--- Problem to solve ---
Using the data below, copy each line that includes the word "Wilson".

--- Task material ---

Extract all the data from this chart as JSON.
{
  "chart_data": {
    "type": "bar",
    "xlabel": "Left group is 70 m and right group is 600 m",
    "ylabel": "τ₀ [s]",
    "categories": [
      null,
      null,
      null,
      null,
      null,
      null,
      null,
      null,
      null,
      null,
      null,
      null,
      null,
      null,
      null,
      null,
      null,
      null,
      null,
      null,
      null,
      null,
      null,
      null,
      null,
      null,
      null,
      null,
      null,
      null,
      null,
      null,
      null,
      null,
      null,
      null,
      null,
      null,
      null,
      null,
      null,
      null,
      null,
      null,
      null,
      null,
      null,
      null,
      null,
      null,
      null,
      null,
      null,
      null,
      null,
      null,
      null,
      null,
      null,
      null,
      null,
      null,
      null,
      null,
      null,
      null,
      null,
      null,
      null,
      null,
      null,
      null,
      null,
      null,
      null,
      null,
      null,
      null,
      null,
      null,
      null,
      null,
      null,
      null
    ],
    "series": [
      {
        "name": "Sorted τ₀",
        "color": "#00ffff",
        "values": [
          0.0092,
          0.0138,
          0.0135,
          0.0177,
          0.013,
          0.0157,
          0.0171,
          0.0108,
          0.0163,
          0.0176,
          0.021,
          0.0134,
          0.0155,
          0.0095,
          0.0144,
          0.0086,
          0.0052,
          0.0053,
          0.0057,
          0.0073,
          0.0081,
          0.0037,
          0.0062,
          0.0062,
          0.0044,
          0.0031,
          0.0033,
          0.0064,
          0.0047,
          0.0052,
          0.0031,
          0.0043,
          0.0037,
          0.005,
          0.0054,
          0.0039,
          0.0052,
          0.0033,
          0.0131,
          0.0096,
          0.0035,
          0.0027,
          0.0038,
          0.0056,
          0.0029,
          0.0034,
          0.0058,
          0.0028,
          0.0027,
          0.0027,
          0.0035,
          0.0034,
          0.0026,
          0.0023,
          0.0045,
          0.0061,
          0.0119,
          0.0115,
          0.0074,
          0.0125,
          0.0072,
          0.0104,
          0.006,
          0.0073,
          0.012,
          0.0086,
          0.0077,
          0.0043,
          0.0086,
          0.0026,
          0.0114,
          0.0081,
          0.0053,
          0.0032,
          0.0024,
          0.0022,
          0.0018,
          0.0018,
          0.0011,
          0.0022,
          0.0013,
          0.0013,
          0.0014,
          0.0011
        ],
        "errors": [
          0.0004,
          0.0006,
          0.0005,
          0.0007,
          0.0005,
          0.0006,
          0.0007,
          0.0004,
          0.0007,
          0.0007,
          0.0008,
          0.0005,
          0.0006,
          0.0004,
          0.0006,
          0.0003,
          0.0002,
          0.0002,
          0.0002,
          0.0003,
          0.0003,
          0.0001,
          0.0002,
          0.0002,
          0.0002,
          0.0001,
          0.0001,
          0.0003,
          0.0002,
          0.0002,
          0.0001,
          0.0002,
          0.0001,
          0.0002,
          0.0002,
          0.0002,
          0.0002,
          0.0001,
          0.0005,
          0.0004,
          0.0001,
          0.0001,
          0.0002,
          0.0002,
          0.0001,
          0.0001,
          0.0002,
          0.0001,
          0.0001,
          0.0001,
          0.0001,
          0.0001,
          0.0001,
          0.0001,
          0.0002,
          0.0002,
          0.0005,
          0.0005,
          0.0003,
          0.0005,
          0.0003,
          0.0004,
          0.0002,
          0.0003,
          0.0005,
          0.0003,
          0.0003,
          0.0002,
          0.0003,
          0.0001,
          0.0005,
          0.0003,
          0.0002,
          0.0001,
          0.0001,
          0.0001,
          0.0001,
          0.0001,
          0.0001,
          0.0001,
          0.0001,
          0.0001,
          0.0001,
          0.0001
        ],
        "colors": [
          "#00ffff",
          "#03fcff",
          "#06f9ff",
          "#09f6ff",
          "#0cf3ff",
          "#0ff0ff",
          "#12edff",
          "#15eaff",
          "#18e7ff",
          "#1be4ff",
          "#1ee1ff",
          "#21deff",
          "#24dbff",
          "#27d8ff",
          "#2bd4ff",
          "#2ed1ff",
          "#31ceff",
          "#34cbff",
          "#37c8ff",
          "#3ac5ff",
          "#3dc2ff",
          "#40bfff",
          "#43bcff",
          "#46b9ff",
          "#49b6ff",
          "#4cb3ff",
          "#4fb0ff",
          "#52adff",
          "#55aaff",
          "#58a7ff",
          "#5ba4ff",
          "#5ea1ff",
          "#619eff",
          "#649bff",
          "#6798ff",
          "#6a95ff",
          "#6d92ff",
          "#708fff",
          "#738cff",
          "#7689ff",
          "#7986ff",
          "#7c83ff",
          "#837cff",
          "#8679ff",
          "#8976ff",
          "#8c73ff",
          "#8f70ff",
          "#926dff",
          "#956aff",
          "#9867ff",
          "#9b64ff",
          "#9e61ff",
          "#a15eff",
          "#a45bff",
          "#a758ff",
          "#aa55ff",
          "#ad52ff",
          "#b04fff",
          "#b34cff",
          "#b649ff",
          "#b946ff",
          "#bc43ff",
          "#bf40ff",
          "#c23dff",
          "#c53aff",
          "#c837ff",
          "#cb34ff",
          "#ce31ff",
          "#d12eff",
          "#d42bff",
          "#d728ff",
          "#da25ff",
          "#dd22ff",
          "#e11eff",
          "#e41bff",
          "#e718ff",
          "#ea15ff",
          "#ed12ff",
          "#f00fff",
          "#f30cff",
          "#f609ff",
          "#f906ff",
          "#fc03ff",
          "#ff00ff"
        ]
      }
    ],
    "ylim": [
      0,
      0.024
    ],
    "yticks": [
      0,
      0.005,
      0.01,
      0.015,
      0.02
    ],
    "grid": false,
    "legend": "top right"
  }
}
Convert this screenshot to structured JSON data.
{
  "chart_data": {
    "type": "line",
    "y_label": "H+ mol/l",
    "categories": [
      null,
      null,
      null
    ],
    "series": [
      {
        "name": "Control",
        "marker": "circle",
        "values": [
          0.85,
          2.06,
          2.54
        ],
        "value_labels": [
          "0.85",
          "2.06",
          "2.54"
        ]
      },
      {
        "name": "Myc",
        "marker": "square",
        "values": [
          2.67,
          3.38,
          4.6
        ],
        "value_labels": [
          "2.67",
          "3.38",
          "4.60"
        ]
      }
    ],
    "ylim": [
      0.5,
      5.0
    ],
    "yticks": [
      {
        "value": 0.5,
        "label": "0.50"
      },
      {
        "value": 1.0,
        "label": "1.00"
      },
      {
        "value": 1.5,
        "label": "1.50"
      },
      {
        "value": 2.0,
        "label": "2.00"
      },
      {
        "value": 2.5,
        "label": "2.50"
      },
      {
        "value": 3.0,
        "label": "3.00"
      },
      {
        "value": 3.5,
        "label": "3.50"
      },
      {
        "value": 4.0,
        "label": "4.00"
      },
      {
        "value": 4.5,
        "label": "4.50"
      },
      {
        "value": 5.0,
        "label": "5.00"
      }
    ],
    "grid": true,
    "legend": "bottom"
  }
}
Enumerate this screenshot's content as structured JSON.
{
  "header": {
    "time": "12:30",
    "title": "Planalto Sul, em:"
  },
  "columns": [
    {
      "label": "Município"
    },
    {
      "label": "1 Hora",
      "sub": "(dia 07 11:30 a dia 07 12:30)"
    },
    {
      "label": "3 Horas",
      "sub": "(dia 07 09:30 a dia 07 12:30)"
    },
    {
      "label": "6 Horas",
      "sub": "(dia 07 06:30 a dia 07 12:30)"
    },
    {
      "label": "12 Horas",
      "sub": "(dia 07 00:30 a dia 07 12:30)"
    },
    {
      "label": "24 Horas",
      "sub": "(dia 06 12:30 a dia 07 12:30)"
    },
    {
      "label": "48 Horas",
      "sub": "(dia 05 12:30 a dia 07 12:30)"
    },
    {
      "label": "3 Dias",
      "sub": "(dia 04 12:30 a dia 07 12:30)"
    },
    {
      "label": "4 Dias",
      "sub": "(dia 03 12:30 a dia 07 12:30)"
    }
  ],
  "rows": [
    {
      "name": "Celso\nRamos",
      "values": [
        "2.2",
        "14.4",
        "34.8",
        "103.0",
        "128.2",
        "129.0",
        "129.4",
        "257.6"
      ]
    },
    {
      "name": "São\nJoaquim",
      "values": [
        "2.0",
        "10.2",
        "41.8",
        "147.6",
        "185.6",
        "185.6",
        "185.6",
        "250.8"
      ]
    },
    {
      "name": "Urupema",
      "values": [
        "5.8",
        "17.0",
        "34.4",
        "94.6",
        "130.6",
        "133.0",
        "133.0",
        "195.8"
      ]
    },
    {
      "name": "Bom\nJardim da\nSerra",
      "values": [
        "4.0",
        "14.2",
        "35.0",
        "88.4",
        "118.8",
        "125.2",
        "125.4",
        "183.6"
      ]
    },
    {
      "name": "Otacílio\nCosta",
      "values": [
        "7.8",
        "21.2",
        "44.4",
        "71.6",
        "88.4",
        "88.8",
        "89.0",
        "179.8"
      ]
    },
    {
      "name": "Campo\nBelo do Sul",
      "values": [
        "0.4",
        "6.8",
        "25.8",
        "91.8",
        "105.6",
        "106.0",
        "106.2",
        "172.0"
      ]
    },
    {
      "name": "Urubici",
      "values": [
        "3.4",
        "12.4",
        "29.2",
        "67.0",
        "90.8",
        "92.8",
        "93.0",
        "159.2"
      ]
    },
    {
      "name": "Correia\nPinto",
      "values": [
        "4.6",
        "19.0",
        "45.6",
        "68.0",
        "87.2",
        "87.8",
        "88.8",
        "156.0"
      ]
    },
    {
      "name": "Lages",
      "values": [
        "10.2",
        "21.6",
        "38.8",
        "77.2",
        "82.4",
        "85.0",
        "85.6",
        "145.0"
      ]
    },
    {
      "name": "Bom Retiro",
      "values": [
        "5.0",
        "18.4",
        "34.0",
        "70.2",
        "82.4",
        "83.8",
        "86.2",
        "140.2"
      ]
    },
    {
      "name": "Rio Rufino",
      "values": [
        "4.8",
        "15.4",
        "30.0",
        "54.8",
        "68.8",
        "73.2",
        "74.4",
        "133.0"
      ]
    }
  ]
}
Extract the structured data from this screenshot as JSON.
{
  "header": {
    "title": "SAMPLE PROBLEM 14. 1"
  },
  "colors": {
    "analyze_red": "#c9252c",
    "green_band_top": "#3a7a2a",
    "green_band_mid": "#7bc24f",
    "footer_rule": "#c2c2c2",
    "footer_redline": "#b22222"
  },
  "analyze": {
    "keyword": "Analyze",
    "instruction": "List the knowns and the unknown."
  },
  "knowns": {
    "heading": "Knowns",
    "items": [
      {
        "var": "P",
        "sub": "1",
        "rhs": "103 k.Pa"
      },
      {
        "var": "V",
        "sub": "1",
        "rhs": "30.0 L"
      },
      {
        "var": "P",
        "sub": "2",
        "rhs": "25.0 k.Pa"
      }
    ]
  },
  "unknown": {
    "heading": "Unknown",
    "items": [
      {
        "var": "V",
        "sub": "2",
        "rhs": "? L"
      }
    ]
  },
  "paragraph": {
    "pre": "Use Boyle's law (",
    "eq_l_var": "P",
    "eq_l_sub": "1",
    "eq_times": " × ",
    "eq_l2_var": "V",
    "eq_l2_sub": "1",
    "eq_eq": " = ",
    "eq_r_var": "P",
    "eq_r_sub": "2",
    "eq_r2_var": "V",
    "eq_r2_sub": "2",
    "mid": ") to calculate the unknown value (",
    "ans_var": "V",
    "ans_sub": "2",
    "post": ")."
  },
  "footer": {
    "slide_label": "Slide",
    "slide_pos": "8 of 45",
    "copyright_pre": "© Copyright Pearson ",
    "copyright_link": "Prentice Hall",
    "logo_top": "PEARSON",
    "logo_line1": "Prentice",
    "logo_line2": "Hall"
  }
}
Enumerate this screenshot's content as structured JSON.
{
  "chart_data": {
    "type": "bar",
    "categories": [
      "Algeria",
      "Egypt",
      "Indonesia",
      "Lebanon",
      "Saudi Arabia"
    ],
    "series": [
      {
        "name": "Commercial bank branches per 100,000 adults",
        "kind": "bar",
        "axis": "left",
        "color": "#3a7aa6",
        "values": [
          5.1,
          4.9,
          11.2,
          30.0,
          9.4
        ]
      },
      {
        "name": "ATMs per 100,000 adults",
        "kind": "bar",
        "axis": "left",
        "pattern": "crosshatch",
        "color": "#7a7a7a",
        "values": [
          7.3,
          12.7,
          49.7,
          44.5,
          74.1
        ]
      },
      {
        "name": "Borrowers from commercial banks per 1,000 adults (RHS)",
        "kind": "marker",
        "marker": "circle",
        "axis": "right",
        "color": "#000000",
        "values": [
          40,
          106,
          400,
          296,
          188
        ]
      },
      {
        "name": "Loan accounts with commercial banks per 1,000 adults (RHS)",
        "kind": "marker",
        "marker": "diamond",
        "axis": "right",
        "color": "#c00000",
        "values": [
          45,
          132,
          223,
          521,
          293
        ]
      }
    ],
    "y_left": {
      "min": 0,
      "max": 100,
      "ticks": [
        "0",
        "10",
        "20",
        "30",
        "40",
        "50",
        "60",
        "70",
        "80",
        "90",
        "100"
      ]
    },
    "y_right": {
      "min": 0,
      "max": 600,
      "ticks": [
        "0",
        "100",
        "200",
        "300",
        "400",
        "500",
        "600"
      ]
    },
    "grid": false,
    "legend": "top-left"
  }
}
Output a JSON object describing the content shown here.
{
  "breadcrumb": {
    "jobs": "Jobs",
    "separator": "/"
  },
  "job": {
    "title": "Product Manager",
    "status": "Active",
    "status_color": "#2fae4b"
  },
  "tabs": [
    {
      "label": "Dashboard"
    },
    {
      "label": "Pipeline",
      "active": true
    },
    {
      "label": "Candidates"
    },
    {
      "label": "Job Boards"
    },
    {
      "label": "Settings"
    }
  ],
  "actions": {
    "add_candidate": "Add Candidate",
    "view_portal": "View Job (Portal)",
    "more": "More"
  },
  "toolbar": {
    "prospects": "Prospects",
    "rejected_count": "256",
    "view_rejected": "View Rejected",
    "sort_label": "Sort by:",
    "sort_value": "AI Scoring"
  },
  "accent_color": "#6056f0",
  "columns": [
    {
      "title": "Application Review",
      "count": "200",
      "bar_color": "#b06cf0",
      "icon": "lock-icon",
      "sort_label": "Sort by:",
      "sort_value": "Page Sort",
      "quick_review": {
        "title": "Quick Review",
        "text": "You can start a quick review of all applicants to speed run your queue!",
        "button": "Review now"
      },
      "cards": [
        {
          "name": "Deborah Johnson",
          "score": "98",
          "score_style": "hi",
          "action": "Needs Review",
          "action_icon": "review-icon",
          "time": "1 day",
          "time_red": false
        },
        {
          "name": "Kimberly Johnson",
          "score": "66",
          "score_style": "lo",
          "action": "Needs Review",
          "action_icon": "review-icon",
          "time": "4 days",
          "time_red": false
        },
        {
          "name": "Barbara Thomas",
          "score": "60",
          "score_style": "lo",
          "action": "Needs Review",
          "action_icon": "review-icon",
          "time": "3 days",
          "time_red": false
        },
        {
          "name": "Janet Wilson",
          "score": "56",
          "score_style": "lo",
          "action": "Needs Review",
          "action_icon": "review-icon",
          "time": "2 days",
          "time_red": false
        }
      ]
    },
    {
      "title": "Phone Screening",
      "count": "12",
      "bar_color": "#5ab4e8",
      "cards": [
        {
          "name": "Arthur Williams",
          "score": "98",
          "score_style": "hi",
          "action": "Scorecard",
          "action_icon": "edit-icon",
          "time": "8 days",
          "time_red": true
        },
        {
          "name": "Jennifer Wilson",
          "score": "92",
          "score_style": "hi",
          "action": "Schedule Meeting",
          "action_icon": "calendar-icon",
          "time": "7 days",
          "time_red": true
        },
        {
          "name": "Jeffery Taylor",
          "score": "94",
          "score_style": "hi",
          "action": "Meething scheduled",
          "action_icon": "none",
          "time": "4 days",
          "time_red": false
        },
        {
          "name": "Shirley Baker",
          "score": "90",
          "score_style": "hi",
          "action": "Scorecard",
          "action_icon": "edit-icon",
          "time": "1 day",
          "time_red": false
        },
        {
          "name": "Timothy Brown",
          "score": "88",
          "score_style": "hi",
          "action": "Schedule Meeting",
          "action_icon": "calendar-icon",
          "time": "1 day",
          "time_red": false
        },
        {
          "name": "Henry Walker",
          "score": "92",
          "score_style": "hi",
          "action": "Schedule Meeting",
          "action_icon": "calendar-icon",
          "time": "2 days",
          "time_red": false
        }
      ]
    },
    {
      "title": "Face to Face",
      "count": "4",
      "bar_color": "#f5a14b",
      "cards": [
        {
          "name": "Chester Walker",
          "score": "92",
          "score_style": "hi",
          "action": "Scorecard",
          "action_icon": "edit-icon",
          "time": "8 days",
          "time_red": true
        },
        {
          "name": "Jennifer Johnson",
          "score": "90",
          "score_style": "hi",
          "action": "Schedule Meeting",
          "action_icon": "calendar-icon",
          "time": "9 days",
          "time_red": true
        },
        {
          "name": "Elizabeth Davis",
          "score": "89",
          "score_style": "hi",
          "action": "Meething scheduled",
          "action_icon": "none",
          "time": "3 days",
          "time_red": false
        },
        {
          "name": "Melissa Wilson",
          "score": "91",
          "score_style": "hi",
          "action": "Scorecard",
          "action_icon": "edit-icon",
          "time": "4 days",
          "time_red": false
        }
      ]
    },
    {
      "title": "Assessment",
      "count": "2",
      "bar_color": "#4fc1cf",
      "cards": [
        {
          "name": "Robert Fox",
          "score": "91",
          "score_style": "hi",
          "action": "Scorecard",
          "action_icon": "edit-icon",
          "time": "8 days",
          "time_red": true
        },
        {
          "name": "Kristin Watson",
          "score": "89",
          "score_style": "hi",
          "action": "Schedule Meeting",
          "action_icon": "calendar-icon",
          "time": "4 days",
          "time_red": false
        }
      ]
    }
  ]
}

--- Complete answer ---
          "name": "Janet Wilson",
          "name": "Jennifer Wilson",
          "name": "Melissa Wilson",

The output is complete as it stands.